Stored records:
◇ ◇ ◇ ◇ ◇ ◇ ◇
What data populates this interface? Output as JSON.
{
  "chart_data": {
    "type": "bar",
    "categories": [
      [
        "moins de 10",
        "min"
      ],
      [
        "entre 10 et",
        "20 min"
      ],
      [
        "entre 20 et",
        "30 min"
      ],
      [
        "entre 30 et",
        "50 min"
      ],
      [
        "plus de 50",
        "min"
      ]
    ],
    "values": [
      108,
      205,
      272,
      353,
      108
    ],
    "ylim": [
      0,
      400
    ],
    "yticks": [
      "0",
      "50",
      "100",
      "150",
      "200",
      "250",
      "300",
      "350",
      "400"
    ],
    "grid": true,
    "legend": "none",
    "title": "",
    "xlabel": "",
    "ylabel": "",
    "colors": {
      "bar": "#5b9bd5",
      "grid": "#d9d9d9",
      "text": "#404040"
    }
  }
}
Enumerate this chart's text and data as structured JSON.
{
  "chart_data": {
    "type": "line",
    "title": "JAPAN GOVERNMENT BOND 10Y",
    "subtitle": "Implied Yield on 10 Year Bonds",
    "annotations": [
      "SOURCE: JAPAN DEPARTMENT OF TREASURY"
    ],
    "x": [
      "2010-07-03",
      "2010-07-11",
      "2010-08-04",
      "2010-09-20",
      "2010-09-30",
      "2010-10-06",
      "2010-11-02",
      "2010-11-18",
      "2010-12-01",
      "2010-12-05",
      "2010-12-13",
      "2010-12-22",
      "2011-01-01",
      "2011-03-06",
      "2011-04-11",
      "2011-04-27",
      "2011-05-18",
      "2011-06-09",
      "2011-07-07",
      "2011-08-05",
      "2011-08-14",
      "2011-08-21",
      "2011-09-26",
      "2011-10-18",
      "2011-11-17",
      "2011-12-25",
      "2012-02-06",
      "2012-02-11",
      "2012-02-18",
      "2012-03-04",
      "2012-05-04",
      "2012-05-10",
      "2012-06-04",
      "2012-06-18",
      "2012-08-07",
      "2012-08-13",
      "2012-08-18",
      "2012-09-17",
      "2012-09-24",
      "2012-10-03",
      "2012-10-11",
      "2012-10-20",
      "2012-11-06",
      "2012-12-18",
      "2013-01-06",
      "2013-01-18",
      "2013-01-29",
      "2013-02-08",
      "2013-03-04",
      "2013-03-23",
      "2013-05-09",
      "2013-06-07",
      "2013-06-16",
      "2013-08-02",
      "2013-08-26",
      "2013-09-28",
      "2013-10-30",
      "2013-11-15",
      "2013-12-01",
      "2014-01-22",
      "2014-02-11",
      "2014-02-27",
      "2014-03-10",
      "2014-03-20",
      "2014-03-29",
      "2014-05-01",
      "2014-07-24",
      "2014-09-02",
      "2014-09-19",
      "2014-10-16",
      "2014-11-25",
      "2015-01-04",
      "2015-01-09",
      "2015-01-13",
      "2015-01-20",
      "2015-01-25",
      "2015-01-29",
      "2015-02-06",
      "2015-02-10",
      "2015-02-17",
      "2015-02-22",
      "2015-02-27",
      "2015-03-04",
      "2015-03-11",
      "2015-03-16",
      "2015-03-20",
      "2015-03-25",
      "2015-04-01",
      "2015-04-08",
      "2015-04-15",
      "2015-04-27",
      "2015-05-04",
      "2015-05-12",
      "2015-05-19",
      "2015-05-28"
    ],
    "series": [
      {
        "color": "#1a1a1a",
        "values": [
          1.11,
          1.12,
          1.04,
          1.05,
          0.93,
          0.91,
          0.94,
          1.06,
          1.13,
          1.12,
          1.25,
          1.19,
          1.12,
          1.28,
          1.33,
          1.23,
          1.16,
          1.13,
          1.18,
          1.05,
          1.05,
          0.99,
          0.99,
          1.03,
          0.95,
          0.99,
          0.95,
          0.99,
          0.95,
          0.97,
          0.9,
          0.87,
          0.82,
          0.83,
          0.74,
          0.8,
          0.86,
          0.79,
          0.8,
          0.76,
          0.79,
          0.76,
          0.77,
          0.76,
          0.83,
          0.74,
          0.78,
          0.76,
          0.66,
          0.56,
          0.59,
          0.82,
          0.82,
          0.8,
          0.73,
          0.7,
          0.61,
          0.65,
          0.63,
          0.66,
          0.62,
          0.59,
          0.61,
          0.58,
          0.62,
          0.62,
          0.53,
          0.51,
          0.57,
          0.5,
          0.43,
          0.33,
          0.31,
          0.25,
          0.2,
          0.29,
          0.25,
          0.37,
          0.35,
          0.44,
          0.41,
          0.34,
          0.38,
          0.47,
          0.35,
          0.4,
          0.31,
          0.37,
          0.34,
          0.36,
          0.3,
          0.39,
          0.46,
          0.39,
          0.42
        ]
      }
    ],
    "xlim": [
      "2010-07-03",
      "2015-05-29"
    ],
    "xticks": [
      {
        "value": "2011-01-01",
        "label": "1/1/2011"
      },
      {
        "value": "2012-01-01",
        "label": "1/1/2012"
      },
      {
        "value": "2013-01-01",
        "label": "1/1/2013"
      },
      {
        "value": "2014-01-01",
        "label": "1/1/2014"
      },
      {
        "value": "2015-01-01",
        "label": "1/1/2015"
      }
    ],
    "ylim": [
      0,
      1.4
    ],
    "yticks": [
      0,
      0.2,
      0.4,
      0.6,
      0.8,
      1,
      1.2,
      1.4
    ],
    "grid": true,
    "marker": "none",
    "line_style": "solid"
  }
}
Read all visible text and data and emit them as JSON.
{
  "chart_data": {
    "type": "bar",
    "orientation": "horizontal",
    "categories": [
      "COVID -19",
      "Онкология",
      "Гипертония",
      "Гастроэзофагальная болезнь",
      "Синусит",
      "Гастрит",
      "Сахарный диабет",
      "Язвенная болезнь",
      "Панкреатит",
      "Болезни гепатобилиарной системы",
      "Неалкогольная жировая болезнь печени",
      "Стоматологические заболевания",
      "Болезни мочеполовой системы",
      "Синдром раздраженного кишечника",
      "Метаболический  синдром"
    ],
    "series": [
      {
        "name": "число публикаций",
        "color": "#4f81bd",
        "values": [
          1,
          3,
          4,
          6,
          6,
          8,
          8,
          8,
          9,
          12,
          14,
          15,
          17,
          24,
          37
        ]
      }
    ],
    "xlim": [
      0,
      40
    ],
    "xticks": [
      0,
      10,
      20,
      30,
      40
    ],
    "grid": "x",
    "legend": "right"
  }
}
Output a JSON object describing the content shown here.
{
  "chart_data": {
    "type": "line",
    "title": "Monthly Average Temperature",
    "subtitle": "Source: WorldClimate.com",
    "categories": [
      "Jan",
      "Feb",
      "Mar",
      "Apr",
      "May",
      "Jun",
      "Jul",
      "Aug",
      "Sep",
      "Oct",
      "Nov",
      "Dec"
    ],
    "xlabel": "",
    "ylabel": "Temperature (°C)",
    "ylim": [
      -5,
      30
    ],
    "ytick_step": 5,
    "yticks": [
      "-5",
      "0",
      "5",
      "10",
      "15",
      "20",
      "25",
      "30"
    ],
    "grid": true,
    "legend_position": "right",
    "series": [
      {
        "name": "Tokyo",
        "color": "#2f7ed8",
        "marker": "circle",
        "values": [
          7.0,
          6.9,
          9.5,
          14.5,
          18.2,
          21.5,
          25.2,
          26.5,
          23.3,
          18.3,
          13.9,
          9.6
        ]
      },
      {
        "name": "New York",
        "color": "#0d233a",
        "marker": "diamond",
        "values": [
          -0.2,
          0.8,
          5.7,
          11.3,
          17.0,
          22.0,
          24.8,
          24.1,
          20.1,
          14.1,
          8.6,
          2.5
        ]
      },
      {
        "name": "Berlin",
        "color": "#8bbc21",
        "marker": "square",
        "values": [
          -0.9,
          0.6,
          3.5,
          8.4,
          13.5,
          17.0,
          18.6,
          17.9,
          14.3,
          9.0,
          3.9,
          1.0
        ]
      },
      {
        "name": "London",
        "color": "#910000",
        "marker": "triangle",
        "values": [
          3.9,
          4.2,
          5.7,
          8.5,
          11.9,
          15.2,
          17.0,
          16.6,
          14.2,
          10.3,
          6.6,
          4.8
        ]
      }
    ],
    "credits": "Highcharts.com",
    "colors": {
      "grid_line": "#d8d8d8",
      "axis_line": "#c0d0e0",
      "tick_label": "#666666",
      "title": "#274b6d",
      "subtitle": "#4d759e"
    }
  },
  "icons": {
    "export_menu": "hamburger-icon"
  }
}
◇ ◇ ◇ ◇ ◇ ◇ ◇
§ Required work: Copy all lines of the material above where the string "this" occurs.

§ Written solution:
What data populates this interface? Output as JSON.
Enumerate this chart's text and data as structured JSON.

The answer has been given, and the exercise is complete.